- TASK PROMPT: From the data that follows, copy every line holding the string "series".

─── RECORDS TO PROCESS ───

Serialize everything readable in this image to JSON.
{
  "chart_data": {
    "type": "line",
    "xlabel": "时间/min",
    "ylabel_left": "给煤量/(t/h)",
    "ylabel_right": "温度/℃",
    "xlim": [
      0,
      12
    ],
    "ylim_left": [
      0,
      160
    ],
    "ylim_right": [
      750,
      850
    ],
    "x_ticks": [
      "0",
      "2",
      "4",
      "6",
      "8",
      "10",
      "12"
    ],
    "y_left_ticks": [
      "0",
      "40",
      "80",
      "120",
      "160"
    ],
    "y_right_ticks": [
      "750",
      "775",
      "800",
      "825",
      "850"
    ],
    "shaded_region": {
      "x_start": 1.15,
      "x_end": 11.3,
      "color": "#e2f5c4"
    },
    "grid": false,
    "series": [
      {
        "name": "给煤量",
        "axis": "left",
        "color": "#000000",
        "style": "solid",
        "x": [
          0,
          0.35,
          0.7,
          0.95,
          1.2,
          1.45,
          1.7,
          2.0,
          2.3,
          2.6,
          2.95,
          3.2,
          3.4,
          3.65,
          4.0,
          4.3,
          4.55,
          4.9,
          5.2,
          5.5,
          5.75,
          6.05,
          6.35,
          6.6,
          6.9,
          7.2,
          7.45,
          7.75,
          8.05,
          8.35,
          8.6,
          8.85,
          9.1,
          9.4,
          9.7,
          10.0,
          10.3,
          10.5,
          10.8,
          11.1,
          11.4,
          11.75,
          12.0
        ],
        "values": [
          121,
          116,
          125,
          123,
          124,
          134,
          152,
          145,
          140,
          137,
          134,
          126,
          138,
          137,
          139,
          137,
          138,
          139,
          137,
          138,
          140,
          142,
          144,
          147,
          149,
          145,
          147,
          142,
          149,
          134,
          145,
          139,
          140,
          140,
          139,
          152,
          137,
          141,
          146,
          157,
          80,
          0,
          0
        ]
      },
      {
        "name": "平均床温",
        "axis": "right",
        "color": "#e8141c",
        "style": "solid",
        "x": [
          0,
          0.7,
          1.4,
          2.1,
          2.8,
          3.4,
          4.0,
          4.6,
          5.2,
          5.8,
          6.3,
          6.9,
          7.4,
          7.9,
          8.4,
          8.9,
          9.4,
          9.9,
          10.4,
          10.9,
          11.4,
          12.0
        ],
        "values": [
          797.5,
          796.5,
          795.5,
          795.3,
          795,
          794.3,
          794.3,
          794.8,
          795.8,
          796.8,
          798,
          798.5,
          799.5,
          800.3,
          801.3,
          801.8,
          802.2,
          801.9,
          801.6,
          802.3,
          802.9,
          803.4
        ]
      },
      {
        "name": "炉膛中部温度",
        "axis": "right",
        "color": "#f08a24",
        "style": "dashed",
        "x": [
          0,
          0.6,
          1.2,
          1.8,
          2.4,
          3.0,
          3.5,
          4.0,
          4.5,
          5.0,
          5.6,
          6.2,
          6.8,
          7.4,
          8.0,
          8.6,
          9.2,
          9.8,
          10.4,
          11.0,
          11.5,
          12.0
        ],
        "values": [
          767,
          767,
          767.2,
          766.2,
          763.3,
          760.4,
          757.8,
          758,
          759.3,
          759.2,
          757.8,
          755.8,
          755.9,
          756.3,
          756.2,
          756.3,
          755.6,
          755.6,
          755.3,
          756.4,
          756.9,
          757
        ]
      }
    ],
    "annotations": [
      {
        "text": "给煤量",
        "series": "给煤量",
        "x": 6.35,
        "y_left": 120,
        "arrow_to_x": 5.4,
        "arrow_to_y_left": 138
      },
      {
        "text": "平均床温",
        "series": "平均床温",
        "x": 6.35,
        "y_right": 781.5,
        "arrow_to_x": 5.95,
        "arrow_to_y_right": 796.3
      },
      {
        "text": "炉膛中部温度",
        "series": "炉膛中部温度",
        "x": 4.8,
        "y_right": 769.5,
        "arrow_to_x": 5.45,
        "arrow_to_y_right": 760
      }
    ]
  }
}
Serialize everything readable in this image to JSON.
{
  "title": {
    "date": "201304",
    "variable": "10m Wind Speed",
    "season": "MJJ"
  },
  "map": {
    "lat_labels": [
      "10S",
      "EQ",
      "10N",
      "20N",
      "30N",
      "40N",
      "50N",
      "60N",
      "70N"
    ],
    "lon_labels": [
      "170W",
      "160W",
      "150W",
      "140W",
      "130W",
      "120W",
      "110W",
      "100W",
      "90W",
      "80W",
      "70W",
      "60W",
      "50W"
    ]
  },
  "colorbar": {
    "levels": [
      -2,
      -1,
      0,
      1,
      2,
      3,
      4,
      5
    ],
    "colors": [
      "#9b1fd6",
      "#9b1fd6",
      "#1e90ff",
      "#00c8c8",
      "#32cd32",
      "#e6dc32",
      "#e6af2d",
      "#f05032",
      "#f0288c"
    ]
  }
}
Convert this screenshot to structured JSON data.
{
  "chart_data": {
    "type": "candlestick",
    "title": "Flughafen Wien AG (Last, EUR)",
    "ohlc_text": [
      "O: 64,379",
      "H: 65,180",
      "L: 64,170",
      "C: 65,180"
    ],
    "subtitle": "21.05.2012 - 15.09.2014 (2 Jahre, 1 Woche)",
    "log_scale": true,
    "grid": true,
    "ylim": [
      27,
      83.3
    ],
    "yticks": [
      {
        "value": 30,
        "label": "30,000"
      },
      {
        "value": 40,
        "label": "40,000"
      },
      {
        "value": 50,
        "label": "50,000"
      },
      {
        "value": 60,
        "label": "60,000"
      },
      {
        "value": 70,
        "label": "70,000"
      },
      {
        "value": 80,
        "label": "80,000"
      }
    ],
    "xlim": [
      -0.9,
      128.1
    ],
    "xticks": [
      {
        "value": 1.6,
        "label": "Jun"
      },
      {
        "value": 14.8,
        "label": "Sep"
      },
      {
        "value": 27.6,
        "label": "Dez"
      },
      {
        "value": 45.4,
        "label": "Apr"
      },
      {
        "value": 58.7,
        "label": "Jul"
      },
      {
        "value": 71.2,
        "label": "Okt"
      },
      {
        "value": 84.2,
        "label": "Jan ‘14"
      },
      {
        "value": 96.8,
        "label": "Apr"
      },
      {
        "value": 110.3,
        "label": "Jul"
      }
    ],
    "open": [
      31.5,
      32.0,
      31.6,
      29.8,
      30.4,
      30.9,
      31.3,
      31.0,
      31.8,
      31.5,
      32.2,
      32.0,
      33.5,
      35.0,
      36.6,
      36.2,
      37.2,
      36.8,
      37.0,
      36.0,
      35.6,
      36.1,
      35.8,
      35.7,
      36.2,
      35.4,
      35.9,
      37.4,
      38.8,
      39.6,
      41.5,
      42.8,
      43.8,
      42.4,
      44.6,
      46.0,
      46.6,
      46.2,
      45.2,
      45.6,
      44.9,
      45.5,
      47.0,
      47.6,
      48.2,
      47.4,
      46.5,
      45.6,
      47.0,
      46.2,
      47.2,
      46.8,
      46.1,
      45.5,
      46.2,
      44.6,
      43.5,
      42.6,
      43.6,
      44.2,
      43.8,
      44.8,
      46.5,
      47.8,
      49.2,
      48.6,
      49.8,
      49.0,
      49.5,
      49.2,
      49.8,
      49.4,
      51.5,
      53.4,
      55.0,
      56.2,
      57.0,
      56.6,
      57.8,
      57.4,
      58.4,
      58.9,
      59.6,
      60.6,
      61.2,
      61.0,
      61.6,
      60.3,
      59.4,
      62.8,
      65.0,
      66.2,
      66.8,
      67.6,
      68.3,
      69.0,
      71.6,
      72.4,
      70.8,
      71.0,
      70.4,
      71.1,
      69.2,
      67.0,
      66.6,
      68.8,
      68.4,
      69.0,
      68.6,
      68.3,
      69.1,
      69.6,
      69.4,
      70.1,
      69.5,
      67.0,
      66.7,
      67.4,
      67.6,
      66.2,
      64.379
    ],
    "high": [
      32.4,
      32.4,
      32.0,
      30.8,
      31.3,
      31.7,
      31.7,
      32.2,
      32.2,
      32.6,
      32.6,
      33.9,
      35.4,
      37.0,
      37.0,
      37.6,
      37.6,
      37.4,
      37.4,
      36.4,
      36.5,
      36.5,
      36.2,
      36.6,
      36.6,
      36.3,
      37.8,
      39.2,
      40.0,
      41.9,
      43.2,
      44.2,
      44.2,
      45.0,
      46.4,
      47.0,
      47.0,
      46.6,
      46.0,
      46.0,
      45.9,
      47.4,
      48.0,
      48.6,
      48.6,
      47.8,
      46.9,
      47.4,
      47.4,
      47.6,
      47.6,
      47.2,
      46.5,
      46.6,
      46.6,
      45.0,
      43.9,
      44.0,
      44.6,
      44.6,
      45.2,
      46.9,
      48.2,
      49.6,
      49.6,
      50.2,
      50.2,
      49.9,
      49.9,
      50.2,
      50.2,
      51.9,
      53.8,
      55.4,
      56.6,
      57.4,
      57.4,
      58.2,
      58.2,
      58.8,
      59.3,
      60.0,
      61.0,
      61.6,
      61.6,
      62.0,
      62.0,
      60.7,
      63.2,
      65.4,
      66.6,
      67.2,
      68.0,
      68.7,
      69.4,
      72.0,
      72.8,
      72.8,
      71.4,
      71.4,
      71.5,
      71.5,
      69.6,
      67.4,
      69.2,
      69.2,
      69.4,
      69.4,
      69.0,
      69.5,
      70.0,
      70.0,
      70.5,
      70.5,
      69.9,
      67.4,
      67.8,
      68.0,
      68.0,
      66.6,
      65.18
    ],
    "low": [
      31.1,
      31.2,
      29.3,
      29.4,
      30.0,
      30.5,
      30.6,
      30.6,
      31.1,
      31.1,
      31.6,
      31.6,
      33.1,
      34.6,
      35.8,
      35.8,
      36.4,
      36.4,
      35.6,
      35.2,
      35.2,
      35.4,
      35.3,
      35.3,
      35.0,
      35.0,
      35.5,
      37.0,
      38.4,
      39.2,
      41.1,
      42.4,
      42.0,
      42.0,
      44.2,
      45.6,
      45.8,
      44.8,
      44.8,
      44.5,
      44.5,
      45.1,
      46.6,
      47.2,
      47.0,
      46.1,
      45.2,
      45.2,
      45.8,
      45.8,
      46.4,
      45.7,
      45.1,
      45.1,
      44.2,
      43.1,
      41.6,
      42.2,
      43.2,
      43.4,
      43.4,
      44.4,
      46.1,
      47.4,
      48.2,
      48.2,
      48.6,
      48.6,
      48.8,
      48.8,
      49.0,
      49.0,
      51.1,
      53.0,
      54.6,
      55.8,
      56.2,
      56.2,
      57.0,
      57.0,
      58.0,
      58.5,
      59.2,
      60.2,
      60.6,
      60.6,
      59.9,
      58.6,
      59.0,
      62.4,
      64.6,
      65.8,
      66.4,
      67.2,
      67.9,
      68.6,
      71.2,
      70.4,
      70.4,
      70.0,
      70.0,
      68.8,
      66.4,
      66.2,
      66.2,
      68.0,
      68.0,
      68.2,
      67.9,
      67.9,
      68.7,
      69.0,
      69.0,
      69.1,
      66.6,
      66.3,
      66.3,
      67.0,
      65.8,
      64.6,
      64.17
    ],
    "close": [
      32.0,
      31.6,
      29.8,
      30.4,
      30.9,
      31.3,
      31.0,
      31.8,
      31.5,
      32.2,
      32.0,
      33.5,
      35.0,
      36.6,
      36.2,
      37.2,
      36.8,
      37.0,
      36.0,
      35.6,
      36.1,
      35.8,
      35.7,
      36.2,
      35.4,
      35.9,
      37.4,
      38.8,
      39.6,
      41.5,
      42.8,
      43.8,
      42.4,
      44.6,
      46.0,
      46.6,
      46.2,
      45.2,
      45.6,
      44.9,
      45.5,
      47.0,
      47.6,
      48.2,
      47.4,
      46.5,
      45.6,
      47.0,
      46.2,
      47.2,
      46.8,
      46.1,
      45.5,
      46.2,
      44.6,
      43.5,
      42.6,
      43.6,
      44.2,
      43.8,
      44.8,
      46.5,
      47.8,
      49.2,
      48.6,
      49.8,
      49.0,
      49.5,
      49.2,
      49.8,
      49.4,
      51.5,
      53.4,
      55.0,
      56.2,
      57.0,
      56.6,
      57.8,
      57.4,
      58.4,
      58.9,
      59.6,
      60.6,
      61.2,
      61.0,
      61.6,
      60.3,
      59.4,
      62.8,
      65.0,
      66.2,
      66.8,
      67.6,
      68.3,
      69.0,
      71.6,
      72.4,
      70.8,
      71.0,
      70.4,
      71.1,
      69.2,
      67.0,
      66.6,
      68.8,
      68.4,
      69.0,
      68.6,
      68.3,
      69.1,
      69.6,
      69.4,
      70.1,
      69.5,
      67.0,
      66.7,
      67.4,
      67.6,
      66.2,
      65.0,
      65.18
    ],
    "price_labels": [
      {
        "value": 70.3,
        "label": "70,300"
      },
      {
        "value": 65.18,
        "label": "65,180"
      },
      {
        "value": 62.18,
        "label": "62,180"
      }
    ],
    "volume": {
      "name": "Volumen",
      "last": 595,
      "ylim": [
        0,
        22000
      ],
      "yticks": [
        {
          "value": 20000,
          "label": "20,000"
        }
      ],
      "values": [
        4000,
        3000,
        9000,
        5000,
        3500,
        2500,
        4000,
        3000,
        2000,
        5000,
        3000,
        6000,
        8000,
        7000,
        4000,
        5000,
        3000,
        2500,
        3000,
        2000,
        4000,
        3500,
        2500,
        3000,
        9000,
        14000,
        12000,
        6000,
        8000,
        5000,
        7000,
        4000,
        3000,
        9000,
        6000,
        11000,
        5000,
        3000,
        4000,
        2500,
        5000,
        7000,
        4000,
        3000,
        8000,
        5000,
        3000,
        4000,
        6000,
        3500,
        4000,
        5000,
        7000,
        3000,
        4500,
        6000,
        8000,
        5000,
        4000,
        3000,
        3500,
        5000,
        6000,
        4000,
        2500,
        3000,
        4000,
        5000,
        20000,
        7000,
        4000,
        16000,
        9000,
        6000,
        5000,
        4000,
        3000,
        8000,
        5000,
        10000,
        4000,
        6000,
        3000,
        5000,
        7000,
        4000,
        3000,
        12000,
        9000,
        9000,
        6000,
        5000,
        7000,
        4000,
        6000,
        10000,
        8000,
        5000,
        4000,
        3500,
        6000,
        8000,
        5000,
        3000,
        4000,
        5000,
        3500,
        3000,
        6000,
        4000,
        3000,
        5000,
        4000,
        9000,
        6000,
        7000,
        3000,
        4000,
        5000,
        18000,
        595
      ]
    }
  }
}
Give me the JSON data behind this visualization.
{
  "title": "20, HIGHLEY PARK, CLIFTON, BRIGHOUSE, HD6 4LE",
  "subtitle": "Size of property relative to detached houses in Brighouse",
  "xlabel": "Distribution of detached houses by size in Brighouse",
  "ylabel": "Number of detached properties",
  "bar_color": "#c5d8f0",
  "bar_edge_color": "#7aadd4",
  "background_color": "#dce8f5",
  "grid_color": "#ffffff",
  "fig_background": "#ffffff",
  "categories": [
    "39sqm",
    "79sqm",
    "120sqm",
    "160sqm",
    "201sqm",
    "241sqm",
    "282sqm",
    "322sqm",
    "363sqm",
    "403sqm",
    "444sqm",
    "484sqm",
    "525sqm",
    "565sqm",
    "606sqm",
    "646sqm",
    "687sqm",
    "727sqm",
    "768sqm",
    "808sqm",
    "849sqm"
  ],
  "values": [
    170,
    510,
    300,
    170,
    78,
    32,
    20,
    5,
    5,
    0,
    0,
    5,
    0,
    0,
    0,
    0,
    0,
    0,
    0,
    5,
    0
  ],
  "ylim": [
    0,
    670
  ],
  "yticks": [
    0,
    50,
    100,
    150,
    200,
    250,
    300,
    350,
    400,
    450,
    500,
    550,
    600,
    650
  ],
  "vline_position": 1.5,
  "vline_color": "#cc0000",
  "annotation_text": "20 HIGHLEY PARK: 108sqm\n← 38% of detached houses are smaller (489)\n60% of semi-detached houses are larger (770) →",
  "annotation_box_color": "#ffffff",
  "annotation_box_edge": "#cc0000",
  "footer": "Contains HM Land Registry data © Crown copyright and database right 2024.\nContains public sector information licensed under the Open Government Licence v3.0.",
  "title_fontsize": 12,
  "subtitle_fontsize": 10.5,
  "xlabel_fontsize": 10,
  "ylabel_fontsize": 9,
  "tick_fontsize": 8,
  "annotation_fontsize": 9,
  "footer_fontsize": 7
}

───

- WRITTEN SOLUTION:
    "series": [
        "series": "给煤量",
        "series": "平均床温",
        "series": "炉膛中部温度",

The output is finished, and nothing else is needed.